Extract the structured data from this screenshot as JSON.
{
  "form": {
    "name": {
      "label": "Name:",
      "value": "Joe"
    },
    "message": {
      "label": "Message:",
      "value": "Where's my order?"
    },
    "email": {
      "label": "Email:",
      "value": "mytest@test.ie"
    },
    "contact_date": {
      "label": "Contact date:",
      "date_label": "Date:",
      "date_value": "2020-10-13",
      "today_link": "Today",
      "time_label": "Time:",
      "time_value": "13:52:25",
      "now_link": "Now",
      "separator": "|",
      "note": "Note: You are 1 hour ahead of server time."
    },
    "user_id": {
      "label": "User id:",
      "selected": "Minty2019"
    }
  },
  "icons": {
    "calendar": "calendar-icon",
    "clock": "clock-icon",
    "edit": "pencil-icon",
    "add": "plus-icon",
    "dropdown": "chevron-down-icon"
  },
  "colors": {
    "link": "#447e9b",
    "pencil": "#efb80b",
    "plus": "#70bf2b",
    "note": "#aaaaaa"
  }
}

___

**Instructions to follow**
Go through the listing above and pull out each line containing the word "note".

**Right answer**
      "note": "Note: You are 1 hour ahead of server time."
    "note": "#aaaaaa"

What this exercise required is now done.